++++ MATERIAL FOR THIS TASK ++++

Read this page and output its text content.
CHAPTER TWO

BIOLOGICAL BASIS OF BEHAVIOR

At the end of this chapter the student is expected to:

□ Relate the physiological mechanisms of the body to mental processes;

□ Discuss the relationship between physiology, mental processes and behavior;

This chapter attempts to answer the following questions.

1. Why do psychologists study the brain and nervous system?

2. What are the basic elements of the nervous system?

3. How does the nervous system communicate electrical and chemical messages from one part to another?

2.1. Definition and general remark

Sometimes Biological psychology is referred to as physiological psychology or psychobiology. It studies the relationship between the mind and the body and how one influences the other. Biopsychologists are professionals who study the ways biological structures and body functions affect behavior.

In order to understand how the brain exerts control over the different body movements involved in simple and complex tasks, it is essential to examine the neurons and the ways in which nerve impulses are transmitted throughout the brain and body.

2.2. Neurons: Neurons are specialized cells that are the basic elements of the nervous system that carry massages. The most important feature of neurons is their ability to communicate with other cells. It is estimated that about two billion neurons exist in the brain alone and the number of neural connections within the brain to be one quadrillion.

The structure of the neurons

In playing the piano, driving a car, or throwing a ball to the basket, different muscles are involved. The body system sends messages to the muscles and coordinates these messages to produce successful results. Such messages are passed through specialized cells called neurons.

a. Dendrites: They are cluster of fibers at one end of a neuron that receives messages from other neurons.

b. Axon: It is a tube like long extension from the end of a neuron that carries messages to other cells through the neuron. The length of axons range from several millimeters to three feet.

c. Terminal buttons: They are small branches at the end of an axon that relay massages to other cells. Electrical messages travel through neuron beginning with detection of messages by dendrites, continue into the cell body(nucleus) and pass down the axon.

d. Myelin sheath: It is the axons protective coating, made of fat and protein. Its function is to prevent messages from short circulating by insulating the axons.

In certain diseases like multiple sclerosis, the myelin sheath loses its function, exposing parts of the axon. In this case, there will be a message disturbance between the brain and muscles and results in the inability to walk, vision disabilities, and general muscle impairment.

++++

*YOUR ASSIGNMENT*.
From the data above, gather every line that includes the word "processes".

*THE ANSWER*.
□ Relate the physiological mechanisms of the body to mental processes;
□ Discuss the relationship between physiology, mental processes and behavior;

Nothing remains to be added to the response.